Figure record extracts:
⟨

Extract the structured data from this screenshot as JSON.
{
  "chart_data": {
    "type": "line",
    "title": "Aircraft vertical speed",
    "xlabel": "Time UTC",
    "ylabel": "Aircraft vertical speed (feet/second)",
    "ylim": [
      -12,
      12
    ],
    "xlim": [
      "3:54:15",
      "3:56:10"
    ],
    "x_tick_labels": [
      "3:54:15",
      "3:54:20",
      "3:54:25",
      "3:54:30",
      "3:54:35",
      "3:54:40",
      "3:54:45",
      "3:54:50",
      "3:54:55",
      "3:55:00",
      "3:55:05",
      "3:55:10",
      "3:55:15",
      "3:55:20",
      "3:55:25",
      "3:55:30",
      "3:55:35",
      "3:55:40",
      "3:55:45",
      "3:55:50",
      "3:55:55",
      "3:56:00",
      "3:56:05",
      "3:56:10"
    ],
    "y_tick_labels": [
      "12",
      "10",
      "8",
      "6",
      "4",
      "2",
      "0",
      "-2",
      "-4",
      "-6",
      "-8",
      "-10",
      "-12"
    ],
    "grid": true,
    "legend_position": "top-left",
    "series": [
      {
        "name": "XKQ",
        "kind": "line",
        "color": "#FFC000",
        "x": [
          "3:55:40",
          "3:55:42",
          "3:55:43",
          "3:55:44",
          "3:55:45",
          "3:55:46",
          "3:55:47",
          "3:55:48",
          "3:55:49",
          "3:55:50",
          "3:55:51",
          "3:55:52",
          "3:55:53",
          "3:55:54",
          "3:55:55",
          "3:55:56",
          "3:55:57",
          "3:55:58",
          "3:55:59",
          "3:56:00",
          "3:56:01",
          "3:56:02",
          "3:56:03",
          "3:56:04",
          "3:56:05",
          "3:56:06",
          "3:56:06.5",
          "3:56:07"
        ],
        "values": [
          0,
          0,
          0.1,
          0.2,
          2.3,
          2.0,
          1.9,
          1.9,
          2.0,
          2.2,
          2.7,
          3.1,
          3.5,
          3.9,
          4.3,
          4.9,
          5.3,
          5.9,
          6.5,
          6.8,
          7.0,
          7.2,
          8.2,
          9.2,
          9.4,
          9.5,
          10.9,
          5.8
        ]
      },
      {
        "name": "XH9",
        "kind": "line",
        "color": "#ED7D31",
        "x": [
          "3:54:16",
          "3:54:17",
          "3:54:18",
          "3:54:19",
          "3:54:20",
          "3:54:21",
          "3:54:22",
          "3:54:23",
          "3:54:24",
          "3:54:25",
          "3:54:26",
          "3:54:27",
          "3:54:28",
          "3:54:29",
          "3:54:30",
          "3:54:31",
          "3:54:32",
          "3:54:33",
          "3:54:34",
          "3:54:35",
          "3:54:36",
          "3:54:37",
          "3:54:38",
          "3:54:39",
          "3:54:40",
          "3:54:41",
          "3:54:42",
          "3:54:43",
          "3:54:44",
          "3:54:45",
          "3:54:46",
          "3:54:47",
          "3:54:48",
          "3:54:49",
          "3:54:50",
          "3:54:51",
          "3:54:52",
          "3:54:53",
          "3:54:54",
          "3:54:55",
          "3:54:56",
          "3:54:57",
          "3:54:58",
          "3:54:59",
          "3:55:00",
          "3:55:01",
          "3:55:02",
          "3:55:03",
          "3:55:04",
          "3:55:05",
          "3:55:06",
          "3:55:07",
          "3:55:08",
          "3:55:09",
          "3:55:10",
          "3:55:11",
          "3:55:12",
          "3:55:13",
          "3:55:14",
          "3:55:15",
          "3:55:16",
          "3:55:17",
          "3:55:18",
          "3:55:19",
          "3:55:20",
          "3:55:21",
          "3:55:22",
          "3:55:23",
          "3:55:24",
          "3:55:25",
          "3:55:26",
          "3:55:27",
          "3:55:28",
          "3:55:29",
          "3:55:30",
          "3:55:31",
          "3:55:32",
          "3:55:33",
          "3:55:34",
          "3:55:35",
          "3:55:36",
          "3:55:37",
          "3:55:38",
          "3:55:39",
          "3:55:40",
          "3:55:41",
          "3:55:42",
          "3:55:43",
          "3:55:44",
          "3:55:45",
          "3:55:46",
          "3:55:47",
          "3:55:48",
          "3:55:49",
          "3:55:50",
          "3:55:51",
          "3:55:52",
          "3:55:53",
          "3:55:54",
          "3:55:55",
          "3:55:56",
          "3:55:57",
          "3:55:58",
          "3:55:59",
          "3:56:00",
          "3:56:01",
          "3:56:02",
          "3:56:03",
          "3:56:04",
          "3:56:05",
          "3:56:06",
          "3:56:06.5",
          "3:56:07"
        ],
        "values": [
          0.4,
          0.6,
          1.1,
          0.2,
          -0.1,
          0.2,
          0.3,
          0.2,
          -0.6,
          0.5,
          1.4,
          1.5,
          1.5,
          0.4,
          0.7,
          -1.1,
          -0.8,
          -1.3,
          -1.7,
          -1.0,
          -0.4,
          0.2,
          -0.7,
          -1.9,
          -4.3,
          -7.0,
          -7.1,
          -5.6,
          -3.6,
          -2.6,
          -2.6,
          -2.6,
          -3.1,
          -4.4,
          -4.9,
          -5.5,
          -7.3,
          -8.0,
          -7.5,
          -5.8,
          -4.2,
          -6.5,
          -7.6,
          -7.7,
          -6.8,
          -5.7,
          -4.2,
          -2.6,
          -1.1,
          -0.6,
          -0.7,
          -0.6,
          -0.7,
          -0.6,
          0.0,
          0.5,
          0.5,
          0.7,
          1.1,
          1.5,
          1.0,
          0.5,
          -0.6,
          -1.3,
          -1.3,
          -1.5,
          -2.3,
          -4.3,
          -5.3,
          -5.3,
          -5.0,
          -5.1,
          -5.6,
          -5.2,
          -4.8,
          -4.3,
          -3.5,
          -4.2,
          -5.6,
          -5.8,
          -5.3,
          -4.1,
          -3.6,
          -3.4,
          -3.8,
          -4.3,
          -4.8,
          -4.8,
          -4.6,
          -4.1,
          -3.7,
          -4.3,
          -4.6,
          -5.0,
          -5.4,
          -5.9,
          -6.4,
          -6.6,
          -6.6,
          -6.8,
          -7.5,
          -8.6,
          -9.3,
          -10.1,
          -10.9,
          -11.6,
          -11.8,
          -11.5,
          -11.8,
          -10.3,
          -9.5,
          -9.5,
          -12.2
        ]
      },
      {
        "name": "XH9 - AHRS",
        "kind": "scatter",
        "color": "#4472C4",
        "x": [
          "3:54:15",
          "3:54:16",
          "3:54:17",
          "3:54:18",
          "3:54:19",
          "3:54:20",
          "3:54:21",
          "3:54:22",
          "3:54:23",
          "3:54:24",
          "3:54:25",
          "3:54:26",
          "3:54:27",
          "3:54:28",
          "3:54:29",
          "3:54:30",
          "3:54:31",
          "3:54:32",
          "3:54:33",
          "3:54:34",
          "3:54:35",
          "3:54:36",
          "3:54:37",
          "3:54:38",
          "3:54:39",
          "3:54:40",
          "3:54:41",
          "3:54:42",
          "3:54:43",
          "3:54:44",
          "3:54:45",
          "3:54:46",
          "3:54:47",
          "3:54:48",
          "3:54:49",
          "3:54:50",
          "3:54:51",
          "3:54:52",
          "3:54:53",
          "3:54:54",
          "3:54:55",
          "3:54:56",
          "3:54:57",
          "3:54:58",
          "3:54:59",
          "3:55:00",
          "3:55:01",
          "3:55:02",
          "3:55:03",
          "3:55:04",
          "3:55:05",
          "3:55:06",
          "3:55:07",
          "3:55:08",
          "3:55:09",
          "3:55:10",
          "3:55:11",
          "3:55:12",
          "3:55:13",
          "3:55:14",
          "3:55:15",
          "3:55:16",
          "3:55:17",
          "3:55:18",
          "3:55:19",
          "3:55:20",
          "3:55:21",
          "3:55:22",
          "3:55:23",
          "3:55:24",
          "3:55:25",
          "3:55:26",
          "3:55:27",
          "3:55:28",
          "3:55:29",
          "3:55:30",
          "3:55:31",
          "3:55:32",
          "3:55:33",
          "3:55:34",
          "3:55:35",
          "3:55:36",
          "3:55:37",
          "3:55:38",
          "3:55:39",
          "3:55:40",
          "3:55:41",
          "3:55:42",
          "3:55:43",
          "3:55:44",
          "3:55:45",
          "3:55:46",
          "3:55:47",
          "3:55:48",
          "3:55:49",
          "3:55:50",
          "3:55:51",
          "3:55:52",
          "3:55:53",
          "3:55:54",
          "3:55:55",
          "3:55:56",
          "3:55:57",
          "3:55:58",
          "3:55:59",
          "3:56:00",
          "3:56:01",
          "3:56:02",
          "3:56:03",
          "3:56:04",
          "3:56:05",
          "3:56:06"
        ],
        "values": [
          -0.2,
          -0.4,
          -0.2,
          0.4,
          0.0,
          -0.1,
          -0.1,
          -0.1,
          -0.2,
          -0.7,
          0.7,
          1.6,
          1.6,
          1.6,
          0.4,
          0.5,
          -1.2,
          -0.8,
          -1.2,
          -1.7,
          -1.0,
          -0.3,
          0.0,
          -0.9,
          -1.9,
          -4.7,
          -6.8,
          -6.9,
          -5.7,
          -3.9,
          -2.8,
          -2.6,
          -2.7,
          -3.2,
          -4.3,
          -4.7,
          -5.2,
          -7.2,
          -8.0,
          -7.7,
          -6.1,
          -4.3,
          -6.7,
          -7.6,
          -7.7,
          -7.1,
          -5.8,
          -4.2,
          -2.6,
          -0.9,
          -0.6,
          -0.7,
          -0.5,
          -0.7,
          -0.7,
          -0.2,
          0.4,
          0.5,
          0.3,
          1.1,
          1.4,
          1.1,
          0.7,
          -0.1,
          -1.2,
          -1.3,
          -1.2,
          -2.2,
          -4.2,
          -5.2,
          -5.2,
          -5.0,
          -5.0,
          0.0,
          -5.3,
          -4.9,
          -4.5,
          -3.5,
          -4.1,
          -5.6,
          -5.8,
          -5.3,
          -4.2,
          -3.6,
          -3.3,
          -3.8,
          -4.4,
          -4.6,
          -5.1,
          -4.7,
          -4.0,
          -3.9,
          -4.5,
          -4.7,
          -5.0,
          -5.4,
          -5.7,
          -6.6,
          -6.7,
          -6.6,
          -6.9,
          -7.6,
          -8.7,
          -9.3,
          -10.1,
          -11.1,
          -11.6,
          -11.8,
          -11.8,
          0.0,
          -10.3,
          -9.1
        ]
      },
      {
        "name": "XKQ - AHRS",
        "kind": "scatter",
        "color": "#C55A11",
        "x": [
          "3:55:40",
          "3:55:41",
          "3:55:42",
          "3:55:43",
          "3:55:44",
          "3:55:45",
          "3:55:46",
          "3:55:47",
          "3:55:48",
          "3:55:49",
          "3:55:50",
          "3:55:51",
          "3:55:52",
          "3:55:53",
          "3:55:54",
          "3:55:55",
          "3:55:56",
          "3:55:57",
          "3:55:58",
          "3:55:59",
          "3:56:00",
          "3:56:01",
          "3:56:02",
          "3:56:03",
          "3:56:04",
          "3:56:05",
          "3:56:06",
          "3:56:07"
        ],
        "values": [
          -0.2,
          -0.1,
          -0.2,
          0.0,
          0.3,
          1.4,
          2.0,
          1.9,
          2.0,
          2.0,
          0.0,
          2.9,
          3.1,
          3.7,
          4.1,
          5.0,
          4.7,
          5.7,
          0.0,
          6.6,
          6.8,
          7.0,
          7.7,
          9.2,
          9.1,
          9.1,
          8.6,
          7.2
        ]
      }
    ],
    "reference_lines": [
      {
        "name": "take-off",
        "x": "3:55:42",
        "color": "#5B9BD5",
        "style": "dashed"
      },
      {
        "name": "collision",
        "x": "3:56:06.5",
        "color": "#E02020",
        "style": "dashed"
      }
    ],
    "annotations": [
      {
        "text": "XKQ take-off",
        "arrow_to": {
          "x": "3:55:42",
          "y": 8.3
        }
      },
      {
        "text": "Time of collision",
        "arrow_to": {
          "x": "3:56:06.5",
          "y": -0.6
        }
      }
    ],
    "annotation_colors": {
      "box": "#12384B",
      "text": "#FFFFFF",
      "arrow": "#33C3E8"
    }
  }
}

⟩

Where a line in the material above holds "collision", copy that line.

Solution to the problem
        "name": "collision",
        "text": "Time of collision",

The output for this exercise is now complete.